[Figure record listings]

-------

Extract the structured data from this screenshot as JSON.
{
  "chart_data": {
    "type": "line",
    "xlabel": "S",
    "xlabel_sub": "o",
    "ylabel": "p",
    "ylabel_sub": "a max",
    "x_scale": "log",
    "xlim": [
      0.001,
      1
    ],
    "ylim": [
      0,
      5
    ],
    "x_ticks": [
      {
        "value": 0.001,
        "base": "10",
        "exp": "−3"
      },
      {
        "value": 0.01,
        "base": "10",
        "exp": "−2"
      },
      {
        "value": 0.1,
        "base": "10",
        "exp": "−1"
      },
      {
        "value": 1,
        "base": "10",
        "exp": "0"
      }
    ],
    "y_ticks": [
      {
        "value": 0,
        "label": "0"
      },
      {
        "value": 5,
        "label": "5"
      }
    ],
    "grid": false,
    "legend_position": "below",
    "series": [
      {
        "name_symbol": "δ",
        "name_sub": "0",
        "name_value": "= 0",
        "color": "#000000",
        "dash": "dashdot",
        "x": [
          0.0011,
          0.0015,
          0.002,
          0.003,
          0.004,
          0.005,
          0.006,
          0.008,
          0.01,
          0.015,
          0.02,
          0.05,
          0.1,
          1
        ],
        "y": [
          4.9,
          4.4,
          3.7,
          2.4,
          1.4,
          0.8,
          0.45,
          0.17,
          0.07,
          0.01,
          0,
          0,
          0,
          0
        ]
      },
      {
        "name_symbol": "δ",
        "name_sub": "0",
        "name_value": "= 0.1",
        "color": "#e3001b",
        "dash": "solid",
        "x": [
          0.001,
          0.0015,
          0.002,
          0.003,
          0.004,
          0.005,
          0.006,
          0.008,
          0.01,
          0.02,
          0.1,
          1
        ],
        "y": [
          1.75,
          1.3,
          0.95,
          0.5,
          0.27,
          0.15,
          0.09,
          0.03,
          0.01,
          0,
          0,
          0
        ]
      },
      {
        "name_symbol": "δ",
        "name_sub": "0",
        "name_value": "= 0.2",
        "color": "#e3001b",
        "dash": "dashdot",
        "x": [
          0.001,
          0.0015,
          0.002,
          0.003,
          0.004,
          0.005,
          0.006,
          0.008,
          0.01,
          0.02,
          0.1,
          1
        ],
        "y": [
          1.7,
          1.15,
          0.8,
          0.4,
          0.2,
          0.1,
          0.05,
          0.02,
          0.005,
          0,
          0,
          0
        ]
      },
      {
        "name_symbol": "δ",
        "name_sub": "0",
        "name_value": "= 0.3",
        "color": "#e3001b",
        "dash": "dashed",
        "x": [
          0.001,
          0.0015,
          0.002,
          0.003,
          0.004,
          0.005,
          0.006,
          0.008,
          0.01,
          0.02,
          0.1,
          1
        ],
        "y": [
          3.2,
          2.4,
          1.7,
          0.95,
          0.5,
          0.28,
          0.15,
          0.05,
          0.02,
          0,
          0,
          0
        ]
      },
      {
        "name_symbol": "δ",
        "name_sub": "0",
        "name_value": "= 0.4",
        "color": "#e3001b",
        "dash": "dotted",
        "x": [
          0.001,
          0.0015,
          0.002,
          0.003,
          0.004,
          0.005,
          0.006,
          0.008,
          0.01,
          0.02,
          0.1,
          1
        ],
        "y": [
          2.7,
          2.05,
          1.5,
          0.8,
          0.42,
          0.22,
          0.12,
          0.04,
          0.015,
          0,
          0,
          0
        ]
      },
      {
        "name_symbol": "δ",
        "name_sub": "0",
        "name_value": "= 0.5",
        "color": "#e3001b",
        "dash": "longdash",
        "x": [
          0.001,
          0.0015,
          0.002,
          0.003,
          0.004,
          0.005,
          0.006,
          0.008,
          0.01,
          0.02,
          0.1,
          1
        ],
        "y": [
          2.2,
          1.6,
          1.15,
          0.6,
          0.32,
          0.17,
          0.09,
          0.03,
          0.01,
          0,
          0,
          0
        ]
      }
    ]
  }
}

-------

Exercise description: Every entry should be printed again exactly as written.

Written answer:
Extract the structured data from this screenshot as JSON.
{
  "chart_data": {
    "type": "line",
    "xlabel": "S",
    "xlabel_sub": "o",
    "ylabel": "p",
    "ylabel_sub": "a max",
    "x_scale": "log",
    "xlim": [
      0.001,
      1
    ],
    "ylim": [
      0,
      5
    ],
    "x_ticks": [
      {
        "value": 0.001,
        "base": "10",
        "exp": "−3"
      },
      {
        "value": 0.01,
        "base": "10",
        "exp": "−2"
      },
      {
        "value": 0.1,
        "base": "10",
        "exp": "−1"
      },
      {
        "value": 1,
        "base": "10",
        "exp": "0"
      }
    ],
    "y_ticks": [
      {
        "value": 0,
        "label": "0"
      },
      {
        "value": 5,
        "label": "5"
      }
    ],
    "grid": false,
    "legend_position": "below",
    "series": [
      {
        "name_symbol": "δ",
        "name_sub": "0",
        "name_value": "= 0",
        "color": "#000000",
        "dash": "dashdot",
        "x": [
          0.0011,
          0.0015,
          0.002,
          0.003,
          0.004,
          0.005,
          0.006,
          0.008,
          0.01,
          0.015,
          0.02,
          0.05,
          0.1,
          1
        ],
        "y": [
          4.9,
          4.4,
          3.7,
          2.4,
          1.4,
          0.8,
          0.45,
          0.17,
          0.07,
          0.01,
          0,
          0,
          0,
          0
        ]
      },
      {
        "name_symbol": "δ",
        "name_sub": "0",
        "name_value": "= 0.1",
        "color": "#e3001b",
        "dash": "solid",
        "x": [
          0.001,
          0.0015,
          0.002,
          0.003,
          0.004,
          0.005,
          0.006,
          0.008,
          0.01,
          0.02,
          0.1,
          1
        ],
        "y": [
          1.75,
          1.3,
          0.95,
          0.5,
          0.27,
          0.15,
          0.09,
          0.03,
          0.01,
          0,
          0,
          0
        ]
      },
      {
        "name_symbol": "δ",
        "name_sub": "0",
        "name_value": "= 0.2",
        "color": "#e3001b",
        "dash": "dashdot",
        "x": [
          0.001,
          0.0015,
          0.002,
          0.003,
          0.004,
          0.005,
          0.006,
          0.008,
          0.01,
          0.02,
          0.1,
          1
        ],
        "y": [
          1.7,
          1.15,
          0.8,
          0.4,
          0.2,
          0.1,
          0.05,
          0.02,
          0.005,
          0,
          0,
          0
        ]
      },
      {
        "name_symbol": "δ",
        "name_sub": "0",
        "name_value": "= 0.3",
        "color": "#e3001b",
        "dash": "dashed",
        "x": [
          0.001,
          0.0015,
          0.002,
          0.003,
          0.004,
          0.005,
          0.006,
          0.008,
          0.01,
          0.02,
          0.1,
          1
        ],
        "y": [
          3.2,
          2.4,
          1.7,
          0.95,
          0.5,
          0.28,
          0.15,
          0.05,
          0.02,
          0,
          0,
          0
        ]
      },
      {
        "name_symbol": "δ",
        "name_sub": "0",
        "name_value": "= 0.4",
        "color": "#e3001b",
        "dash": "dotted",
        "x": [
          0.001,
          0.0015,
          0.002,
          0.003,
          0.004,
          0.005,
          0.006,
          0.008,
          0.01,
          0.02,
          0.1,
          1
        ],
        "y": [
          2.7,
          2.05,
          1.5,
          0.8,
          0.42,
          0.22,
          0.12,
          0.04,
          0.015,
          0,
          0,
          0
        ]
      },
      {
        "name_symbol": "δ",
        "name_sub": "0",
        "name_value": "= 0.5",
        "color": "#e3001b",
        "dash": "longdash",
        "x": [
          0.001,
          0.0015,
          0.002,
          0.003,
          0.004,
          0.005,
          0.006,
          0.008,
          0.01,
          0.02,
          0.1,
          1
        ],
        "y": [
          2.2,
          1.6,
          1.15,
          0.6,
          0.32,
          0.17,
          0.09,
          0.03,
          0.01,
          0,
          0,
          0
        ]
      }
    ]
  }
}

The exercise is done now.